## DIRECTION
Find all lines in the records that include the word "JSON", and copy them out.

Dataset items:
+--
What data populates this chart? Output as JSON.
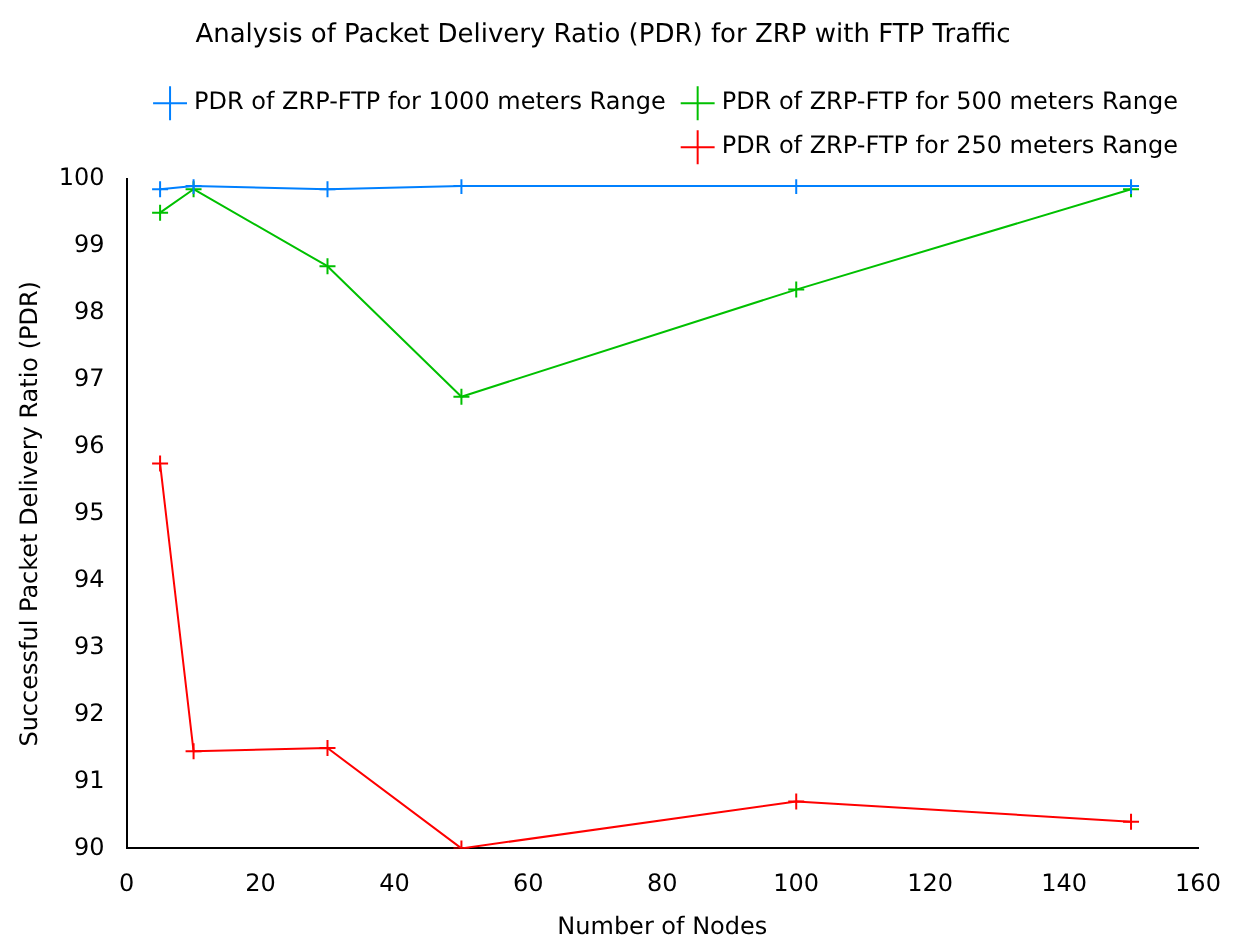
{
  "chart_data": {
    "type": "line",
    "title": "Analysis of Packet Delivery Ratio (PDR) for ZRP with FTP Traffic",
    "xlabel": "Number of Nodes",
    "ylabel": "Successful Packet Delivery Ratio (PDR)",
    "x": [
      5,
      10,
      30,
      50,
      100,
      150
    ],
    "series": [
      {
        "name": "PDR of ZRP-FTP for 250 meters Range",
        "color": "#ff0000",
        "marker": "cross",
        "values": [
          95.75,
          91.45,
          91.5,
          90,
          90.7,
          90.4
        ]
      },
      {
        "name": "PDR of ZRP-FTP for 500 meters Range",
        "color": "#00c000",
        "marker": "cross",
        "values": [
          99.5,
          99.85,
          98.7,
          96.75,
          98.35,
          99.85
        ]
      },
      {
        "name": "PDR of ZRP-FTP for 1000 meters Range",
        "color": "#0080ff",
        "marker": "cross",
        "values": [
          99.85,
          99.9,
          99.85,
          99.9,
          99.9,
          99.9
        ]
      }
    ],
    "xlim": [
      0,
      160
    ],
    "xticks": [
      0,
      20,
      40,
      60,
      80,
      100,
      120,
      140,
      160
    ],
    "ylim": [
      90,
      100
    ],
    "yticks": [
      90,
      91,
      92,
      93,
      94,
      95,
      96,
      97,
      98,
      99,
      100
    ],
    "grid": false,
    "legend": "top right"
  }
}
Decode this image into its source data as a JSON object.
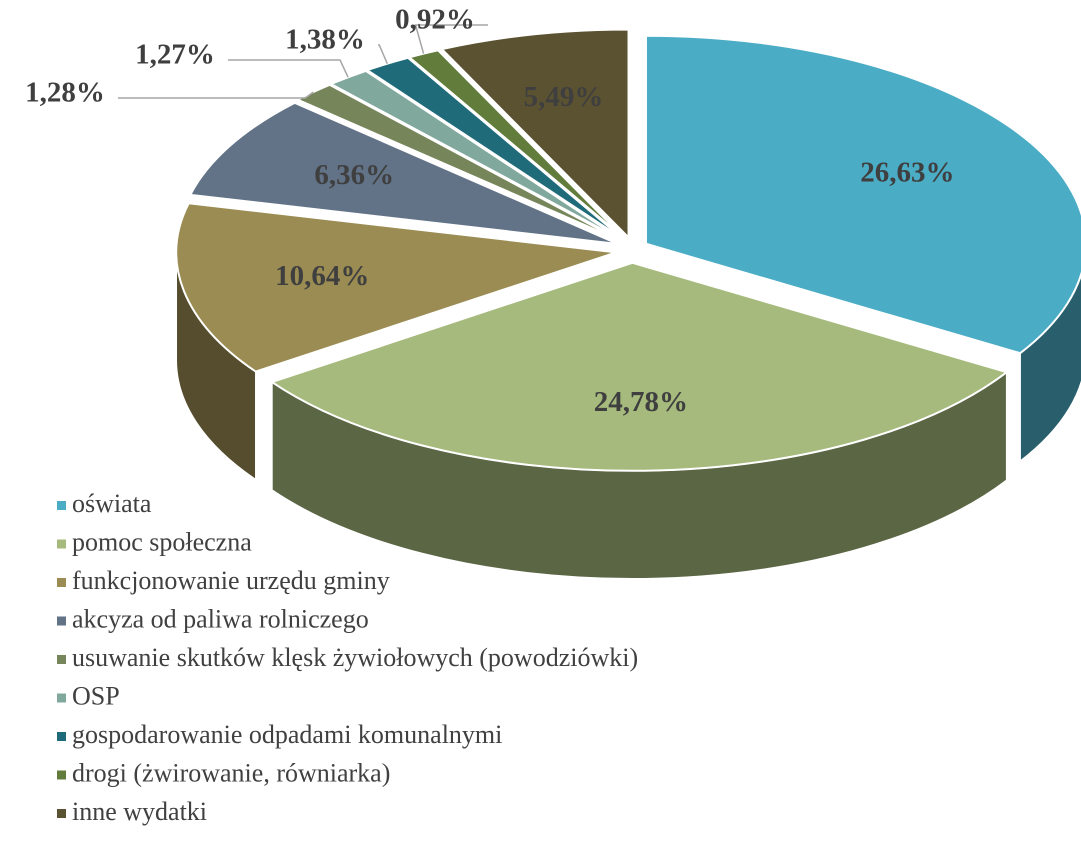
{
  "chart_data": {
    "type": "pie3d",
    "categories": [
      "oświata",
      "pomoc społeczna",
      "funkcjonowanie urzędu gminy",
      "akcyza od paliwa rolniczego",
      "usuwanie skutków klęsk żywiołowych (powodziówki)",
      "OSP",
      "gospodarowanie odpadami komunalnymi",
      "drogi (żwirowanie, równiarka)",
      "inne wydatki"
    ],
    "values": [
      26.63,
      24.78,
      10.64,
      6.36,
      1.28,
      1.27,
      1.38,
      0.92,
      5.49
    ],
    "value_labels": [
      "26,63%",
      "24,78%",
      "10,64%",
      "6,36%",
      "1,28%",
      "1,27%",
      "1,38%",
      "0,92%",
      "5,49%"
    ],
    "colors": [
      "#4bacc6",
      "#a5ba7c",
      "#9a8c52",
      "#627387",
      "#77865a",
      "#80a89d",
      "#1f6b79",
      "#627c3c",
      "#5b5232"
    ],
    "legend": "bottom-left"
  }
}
+--
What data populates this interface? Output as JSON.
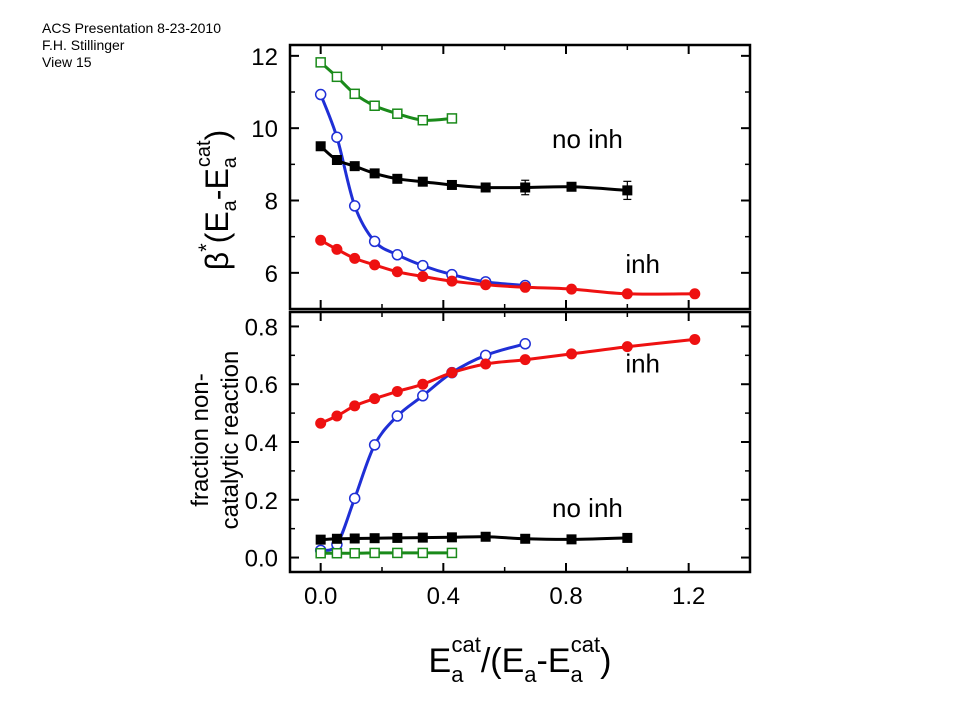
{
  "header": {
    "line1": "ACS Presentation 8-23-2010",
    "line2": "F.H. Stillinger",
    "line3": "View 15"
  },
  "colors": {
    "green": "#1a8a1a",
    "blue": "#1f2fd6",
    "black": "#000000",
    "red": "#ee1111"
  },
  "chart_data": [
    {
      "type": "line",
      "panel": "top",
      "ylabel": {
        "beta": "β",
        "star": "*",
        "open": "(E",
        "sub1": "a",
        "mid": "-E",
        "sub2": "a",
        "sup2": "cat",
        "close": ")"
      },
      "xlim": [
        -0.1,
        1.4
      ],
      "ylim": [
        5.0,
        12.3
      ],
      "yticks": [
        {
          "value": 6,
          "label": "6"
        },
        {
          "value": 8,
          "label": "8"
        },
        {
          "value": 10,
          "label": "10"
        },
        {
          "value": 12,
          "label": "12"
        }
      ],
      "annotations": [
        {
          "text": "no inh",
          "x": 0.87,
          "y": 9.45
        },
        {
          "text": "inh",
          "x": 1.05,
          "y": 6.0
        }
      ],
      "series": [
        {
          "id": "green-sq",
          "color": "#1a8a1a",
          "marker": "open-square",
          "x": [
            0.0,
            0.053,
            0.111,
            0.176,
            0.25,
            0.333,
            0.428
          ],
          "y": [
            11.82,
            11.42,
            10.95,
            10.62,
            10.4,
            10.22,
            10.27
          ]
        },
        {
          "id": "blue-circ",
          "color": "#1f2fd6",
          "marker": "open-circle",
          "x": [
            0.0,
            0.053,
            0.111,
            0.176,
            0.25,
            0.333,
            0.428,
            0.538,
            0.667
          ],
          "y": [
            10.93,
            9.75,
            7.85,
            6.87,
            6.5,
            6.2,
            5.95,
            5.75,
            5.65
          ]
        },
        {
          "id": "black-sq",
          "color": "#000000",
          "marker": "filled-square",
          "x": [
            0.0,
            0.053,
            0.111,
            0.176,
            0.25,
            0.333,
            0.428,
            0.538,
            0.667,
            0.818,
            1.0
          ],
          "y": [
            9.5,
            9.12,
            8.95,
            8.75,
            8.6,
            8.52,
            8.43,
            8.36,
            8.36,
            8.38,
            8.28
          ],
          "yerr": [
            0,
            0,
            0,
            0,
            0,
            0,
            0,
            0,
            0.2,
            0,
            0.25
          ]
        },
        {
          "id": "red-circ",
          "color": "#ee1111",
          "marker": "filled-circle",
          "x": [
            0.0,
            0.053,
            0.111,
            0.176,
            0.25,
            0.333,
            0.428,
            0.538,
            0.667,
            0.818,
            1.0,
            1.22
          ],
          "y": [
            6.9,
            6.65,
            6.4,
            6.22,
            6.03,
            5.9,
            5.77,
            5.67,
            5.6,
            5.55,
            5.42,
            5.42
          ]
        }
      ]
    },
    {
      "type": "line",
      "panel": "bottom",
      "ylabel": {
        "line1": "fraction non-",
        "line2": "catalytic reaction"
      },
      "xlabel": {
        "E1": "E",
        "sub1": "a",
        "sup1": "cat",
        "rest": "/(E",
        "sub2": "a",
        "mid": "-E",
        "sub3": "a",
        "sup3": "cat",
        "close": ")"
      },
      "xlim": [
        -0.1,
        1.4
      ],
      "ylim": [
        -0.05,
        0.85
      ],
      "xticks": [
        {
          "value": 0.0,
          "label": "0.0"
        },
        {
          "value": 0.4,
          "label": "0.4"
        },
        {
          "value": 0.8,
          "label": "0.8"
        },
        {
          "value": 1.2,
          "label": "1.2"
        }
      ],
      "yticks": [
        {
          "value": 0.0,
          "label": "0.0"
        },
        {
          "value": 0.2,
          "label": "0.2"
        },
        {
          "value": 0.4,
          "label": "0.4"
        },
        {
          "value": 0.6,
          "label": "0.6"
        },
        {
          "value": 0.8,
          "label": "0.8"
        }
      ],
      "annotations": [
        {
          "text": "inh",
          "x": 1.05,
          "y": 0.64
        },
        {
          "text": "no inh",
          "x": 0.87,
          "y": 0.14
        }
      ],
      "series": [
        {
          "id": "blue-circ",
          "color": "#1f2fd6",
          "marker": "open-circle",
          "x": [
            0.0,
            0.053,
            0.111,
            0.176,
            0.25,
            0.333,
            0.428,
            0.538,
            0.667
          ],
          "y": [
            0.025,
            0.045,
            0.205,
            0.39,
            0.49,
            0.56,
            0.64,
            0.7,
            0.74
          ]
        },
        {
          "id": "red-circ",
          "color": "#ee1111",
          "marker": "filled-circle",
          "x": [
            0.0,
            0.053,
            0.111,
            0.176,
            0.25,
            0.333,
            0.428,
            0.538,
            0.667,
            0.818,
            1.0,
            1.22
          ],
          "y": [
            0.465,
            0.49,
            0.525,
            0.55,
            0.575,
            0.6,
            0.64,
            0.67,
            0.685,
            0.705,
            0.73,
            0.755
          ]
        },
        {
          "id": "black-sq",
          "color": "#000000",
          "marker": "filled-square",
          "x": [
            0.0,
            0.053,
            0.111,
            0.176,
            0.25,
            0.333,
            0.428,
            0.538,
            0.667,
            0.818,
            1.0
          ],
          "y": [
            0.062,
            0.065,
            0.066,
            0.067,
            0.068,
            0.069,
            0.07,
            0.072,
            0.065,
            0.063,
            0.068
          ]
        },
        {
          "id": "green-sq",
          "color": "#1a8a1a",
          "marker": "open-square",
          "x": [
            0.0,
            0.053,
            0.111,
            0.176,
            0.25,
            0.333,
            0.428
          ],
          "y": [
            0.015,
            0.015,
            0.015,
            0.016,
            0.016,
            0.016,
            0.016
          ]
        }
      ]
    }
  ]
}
+--
## RESPONSE BELOW
What data populates this chart? Output as JSON.
Decode this image into its source data as a JSON object.
What data populates this interface? Output as JSON.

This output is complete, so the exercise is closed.